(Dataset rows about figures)

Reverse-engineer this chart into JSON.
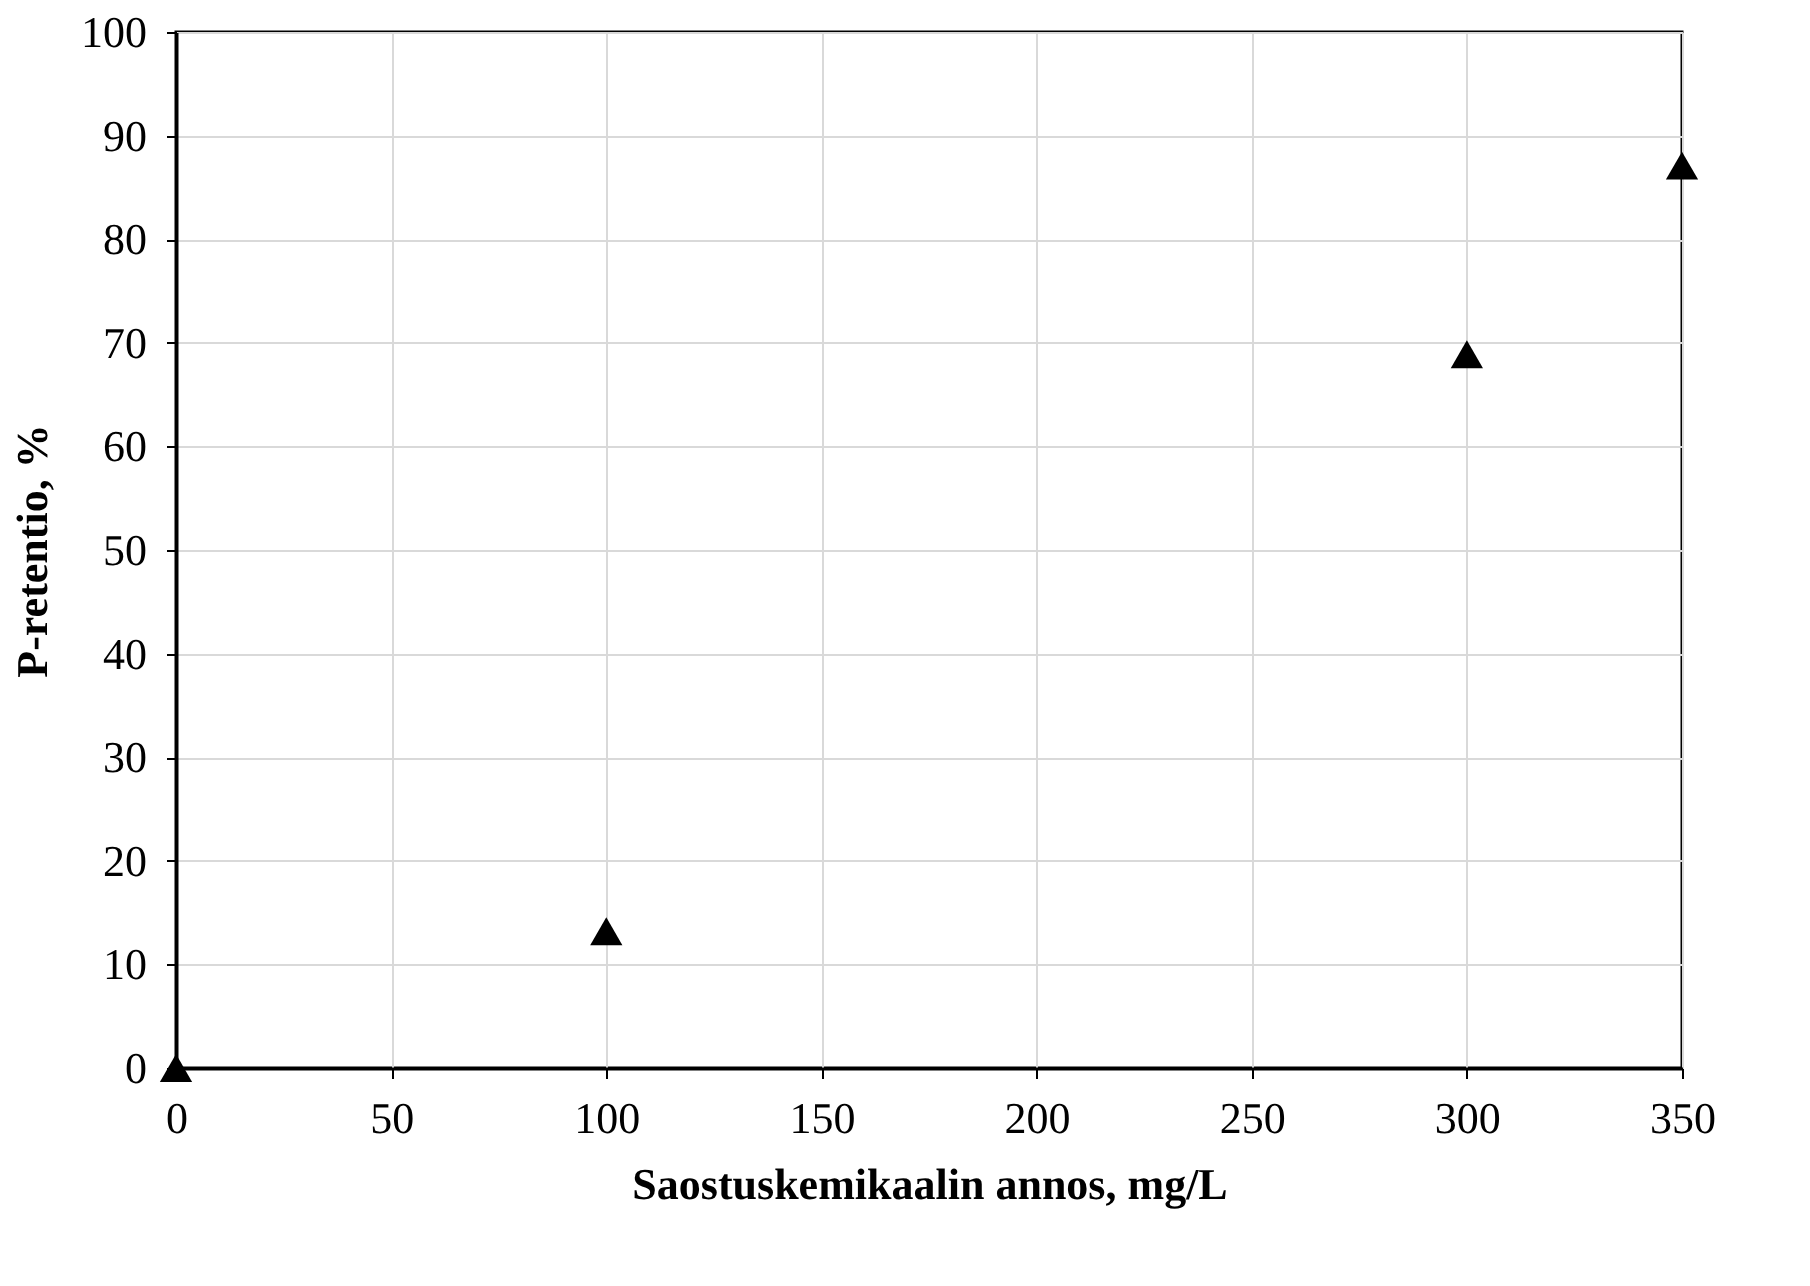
{
  "chart_data": {
    "type": "scatter",
    "xlabel": "Saostuskemikaalin annos, mg/L",
    "ylabel": "P-retentio, %",
    "x": [
      0,
      100,
      300,
      350
    ],
    "series": [
      {
        "color": "#000000",
        "values": [
          0,
          13.2,
          68.9,
          87.1
        ]
      }
    ],
    "xlim": [
      0,
      350
    ],
    "xticks": [
      0,
      50,
      100,
      150,
      200,
      250,
      300,
      350
    ],
    "ylim": [
      0,
      100
    ],
    "yticks": [
      0,
      10,
      20,
      30,
      40,
      50,
      60,
      70,
      80,
      90,
      100
    ],
    "grid": true,
    "marker": "triangle"
  }
}
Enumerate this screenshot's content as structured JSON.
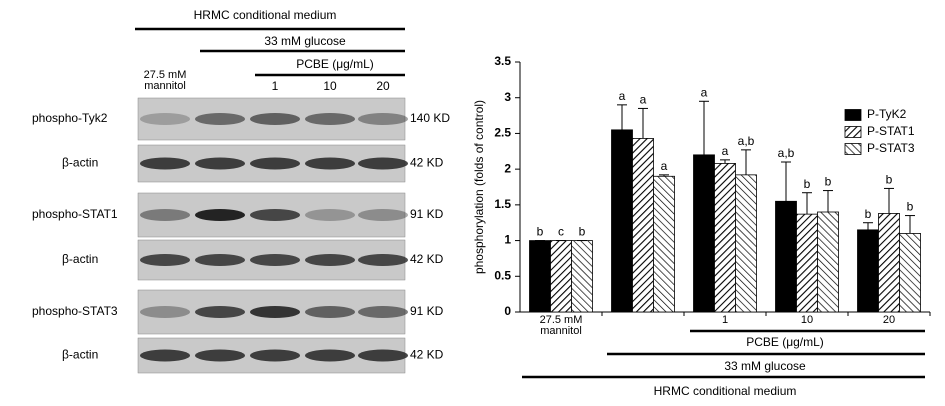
{
  "blot": {
    "headers": [
      "HRMC conditional medium",
      "33 mM glucose",
      "PCBE (μg/mL)"
    ],
    "lanes": [
      "27.5 mM mannitol",
      null,
      "1",
      "10",
      "20"
    ],
    "rows": [
      {
        "label": "phospho-Tyk2",
        "size": "140 KD"
      },
      {
        "label": "β-actin",
        "size": "42 KD"
      },
      {
        "label": "phospho-STAT1",
        "size": "91 KD"
      },
      {
        "label": "β-actin",
        "size": "42 KD"
      },
      {
        "label": "phospho-STAT3",
        "size": "91 KD"
      },
      {
        "label": "β-actin",
        "size": "42 KD"
      }
    ]
  },
  "chart_data": {
    "type": "bar",
    "y_label": "phosphorylation (folds of control)",
    "categories": [
      "27.5 mM mannitol",
      null,
      "1",
      "10",
      "20"
    ],
    "series": [
      {
        "name": "P-TyK2",
        "color": "#000000",
        "pattern": "solid",
        "values": [
          1,
          2.55,
          2.2,
          1.55,
          1.15
        ],
        "errors": [
          0,
          0.35,
          0.75,
          0.55,
          0.1
        ],
        "letters": [
          "b",
          "a",
          "a",
          "a,b",
          "b"
        ]
      },
      {
        "name": "P-STAT1",
        "color": "#000000",
        "pattern": "forward-hatch",
        "values": [
          1,
          2.43,
          2.08,
          1.37,
          1.38
        ],
        "errors": [
          0,
          0.42,
          0.05,
          0.3,
          0.35
        ],
        "letters": [
          "c",
          "a",
          "a",
          "b",
          "b"
        ]
      },
      {
        "name": "P-STAT3",
        "color": "#000000",
        "pattern": "back-hatch",
        "values": [
          1,
          1.9,
          1.92,
          1.4,
          1.1
        ],
        "errors": [
          0,
          0.02,
          0.35,
          0.3,
          0.25
        ],
        "letters": [
          "b",
          "a",
          "a,b",
          "b",
          "b"
        ]
      }
    ],
    "ylim": [
      0,
      3.5
    ],
    "yticks": [
      0,
      0.5,
      1,
      1.5,
      2,
      2.5,
      3,
      3.5
    ],
    "legend": "upper right",
    "group_labels": [
      "PCBE (μg/mL)",
      "33 mM glucose",
      "HRMC conditional medium"
    ]
  }
}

§ GOAL OF THE EXERCISE:
Filter the records above for "HRMC" and copy every matching line.

§ CORRECT ANSWER:
      "HRMC conditional medium",
      "HRMC conditional medium"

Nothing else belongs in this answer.